Task material ::
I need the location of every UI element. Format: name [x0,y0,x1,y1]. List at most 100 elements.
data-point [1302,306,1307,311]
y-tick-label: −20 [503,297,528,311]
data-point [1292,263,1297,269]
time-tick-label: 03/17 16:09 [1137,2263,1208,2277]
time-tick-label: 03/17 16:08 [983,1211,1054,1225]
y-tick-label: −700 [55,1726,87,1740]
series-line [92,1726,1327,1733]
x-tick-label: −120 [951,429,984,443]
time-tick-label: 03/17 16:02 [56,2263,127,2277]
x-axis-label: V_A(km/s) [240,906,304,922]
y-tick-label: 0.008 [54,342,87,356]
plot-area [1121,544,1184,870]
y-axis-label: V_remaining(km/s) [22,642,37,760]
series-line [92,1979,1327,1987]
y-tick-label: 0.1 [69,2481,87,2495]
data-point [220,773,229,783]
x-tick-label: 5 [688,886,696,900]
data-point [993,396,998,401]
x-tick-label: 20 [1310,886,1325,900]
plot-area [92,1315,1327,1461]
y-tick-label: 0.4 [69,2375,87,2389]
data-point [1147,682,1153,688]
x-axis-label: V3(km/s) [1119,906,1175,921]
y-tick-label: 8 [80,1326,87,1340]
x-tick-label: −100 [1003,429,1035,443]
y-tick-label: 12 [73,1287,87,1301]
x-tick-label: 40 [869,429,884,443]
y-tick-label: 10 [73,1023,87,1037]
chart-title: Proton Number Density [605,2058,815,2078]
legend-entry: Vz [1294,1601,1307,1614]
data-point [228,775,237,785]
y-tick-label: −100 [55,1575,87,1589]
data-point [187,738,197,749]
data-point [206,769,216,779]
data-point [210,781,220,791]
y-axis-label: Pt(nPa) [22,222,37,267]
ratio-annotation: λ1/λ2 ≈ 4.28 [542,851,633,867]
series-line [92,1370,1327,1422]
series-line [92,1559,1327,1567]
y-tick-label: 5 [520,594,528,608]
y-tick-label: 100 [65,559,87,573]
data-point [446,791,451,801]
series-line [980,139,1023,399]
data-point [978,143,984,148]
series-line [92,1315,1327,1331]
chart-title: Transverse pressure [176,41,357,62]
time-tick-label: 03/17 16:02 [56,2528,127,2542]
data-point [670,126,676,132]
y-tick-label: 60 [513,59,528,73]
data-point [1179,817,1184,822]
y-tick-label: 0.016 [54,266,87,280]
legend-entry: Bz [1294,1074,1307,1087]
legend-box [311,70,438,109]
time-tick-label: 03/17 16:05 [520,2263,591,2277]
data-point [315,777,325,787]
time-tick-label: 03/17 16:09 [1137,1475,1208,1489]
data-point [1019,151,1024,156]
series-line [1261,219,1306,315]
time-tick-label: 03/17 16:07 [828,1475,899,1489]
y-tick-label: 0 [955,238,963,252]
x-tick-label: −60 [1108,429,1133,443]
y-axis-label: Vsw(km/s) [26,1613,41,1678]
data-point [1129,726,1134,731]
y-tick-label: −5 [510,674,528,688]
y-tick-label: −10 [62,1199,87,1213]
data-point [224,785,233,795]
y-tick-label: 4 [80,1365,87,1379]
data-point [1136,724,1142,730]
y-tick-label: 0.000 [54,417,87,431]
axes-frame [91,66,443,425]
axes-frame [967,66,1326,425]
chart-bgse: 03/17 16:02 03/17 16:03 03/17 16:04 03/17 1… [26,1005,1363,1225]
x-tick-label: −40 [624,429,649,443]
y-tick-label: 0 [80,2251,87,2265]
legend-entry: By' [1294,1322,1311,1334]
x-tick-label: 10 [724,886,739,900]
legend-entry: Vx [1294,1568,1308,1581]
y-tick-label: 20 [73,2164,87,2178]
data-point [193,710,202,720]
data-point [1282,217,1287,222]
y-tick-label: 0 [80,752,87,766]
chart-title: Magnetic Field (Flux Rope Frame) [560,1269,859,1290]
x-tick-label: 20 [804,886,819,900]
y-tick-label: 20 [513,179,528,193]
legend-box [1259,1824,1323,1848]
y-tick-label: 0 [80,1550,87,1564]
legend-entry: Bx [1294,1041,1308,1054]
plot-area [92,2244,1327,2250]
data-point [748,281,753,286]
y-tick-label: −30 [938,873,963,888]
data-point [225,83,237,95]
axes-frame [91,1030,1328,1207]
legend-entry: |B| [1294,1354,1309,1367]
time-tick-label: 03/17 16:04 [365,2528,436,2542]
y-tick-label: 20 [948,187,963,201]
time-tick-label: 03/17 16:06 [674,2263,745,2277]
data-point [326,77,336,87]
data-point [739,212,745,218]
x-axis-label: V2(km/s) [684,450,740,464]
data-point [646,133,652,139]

Instruction :: Rewrite the records from their first line through the line containing "legend-box [311,70,438,109]", both included, as a Markdown table with the columns Row and Entry, numbering each row and omitting blank lines.

Correct result ::
| Row | Entry |
|---|---|
| 1 | I need the location of every UI element. Format: name [x0,y0,x1,y1]. List at most 100 elements. |
| 2 | data-point [1302,306,1307,311] |
| 3 | y-tick-label: −20 [503,297,528,311] |
| 4 | data-point [1292,263,1297,269] |
| 5 | time-tick-label: 03/17 16:09 [1137,2263,1208,2277] |
| 6 | time-tick-label: 03/17 16:08 [983,1211,1054,1225] |
| 7 | y-tick-label: −700 [55,1726,87,1740] |
| 8 | series-line [92,1726,1327,1733] |
| 9 | x-tick-label: −120 [951,429,984,443] |
| 10 | time-tick-label: 03/17 16:02 [56,2263,127,2277] |
| 11 | x-axis-label: V_A(km/s) [240,906,304,922] |
| 12 | y-tick-label: 0.008 [54,342,87,356] |
| 13 | plot-area [1121,544,1184,870] |
| 14 | y-axis-label: V_remaining(km/s) [22,642,37,760] |
| 15 | series-line [92,1979,1327,1987] |
| 16 | y-tick-label: 0.1 [69,2481,87,2495] |
| 17 | data-point [220,773,229,783] |
| 18 | x-tick-label: 5 [688,886,696,900] |
| 19 | data-point [993,396,998,401] |
| 20 | x-tick-label: 20 [1310,886,1325,900] |
| 21 | plot-area [92,1315,1327,1461] |
| 22 | y-tick-label: 0.4 [69,2375,87,2389] |
| 23 | data-point [1147,682,1153,688] |
| 24 | x-axis-label: V3(km/s) [1119,906,1175,921] |
| 25 | y-tick-label: 8 [80,1326,87,1340] |
| 26 | x-tick-label: −100 [1003,429,1035,443] |
| 27 | y-tick-label: 12 [73,1287,87,1301] |
| 28 | x-tick-label: 40 [869,429,884,443] |
| 29 | y-tick-label: 10 [73,1023,87,1037] |
| 30 | chart-title: Proton Number Density [605,2058,815,2078] |
| 31 | legend-entry: Vz [1294,1601,1307,1614] |
| 32 | data-point [228,775,237,785] |
| 33 | y-tick-label: −100 [55,1575,87,1589] |
| 34 | data-point [187,738,197,749] |
| 35 | data-point [206,769,216,779] |
| 36 | data-point [210,781,220,791] |
| 37 | y-axis-label: Pt(nPa) [22,222,37,267] |
| 38 | ratio-annotation: λ1/λ2 ≈ 4.28 [542,851,633,867] |
| 39 | series-line [92,1370,1327,1422] |
| 40 | series-line [92,1559,1327,1567] |
| 41 | y-tick-label: 5 [520,594,528,608] |
| 42 | y-tick-label: 100 [65,559,87,573] |
| 43 | data-point [446,791,451,801] |
| 44 | series-line [980,139,1023,399] |
| 45 | data-point [978,143,984,148] |
| 46 | series-line [92,1315,1327,1331] |
| 47 | chart-title: Transverse pressure [176,41,357,62] |
| 48 | time-tick-label: 03/17 16:02 [56,2528,127,2542] |
| 49 | data-point [670,126,676,132] |
| 50 | y-tick-label: 60 [513,59,528,73] |
| 51 | data-point [1179,817,1184,822] |
| 52 | y-tick-label: 0.016 [54,266,87,280] |
| 53 | legend-entry: Bz [1294,1074,1307,1087] |
| 54 | legend-box [311,70,438,109] |